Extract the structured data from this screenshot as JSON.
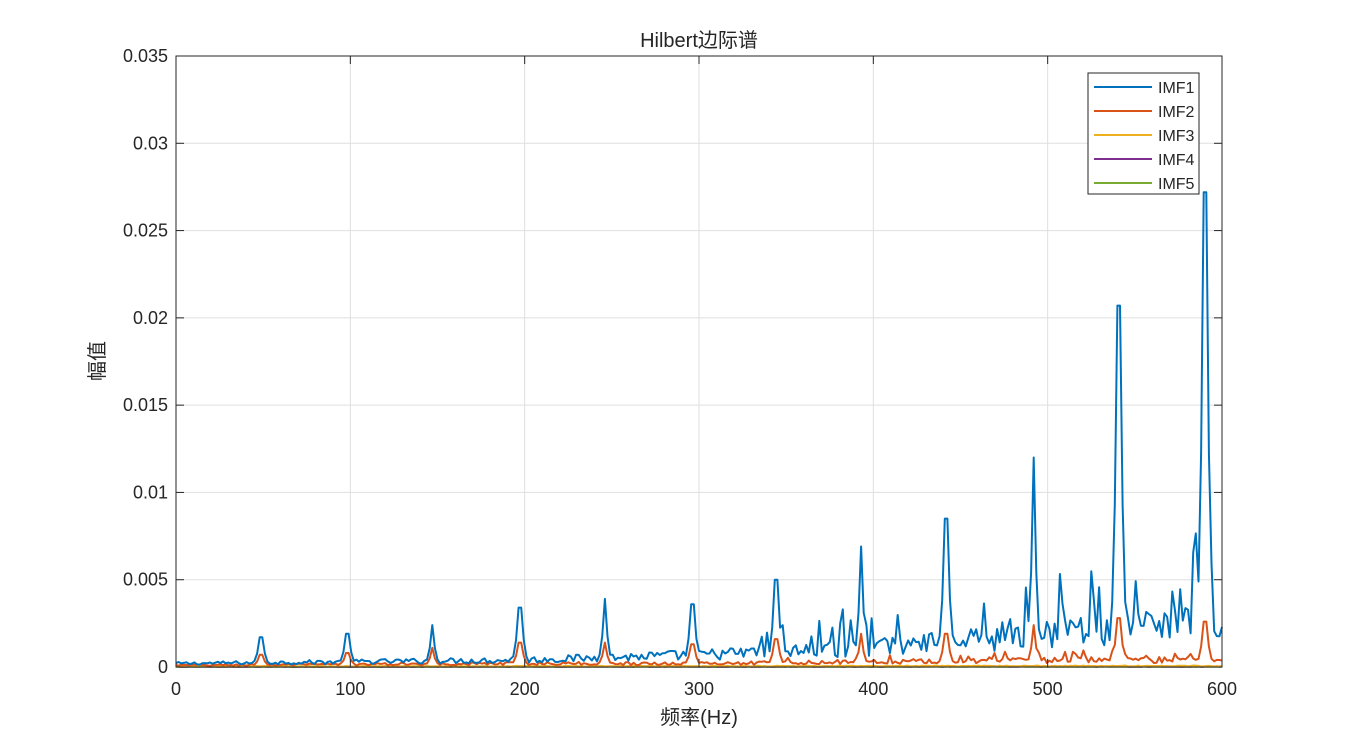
{
  "chart_data": {
    "type": "line",
    "title": "Hilbert边际谱",
    "xlabel": "频率(Hz)",
    "ylabel": "幅值",
    "xlim": [
      0,
      600
    ],
    "ylim": [
      0,
      0.035
    ],
    "xticks": [
      0,
      100,
      200,
      300,
      400,
      500,
      600
    ],
    "xtick_labels": [
      "0",
      "100",
      "200",
      "300",
      "400",
      "500",
      "600"
    ],
    "yticks": [
      0,
      0.005,
      0.01,
      0.015,
      0.02,
      0.025,
      0.03,
      0.035
    ],
    "ytick_labels": [
      "0",
      "0.005",
      "0.01",
      "0.015",
      "0.02",
      "0.025",
      "0.03",
      "0.035"
    ],
    "grid": true,
    "legend_position": "top-right",
    "series": [
      {
        "name": "IMF1",
        "color": "#0072BD",
        "peaks": [
          [
            49,
            0.0017
          ],
          [
            98,
            0.0019
          ],
          [
            147,
            0.0024
          ],
          [
            197,
            0.0034
          ],
          [
            246,
            0.0039
          ],
          [
            296,
            0.0036
          ],
          [
            344,
            0.005
          ],
          [
            393,
            0.0069
          ],
          [
            442,
            0.0085
          ],
          [
            492,
            0.012
          ],
          [
            541,
            0.0207
          ],
          [
            590,
            0.0272
          ]
        ],
        "baseline": [
          [
            0,
            0.0002
          ],
          [
            100,
            0.0003
          ],
          [
            200,
            0.0004
          ],
          [
            300,
            0.0007
          ],
          [
            400,
            0.0011
          ],
          [
            450,
            0.0015
          ],
          [
            500,
            0.0018
          ],
          [
            550,
            0.0022
          ],
          [
            600,
            0.0026
          ]
        ]
      },
      {
        "name": "IMF2",
        "color": "#D95319",
        "peaks": [
          [
            49,
            0.0007
          ],
          [
            98,
            0.0008
          ],
          [
            147,
            0.0011
          ],
          [
            197,
            0.0014
          ],
          [
            246,
            0.0014
          ],
          [
            296,
            0.0013
          ],
          [
            344,
            0.0016
          ],
          [
            393,
            0.0019
          ],
          [
            442,
            0.0019
          ],
          [
            492,
            0.0024
          ],
          [
            541,
            0.0028
          ],
          [
            590,
            0.0026
          ]
        ],
        "baseline": [
          [
            0,
            0.0001
          ],
          [
            200,
            0.0002
          ],
          [
            300,
            0.0002
          ],
          [
            400,
            0.0003
          ],
          [
            500,
            0.0004
          ],
          [
            600,
            0.0004
          ]
        ]
      },
      {
        "name": "IMF3",
        "color": "#EDB120",
        "peaks": [],
        "baseline": [
          [
            0,
            4e-05
          ],
          [
            300,
            5e-05
          ],
          [
            600,
            6e-05
          ]
        ]
      },
      {
        "name": "IMF4",
        "color": "#7E2F8E",
        "peaks": [],
        "baseline": [
          [
            0,
            2e-05
          ],
          [
            600,
            3e-05
          ]
        ]
      },
      {
        "name": "IMF5",
        "color": "#77AC30",
        "peaks": [],
        "baseline": [
          [
            0,
            1e-05
          ],
          [
            600,
            2e-05
          ]
        ]
      }
    ]
  }
}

• _TO DO_
Above are some records. Report the number of their lines that include "name", and add nothing else.

• _RESPONSE TO THIS TASK_
5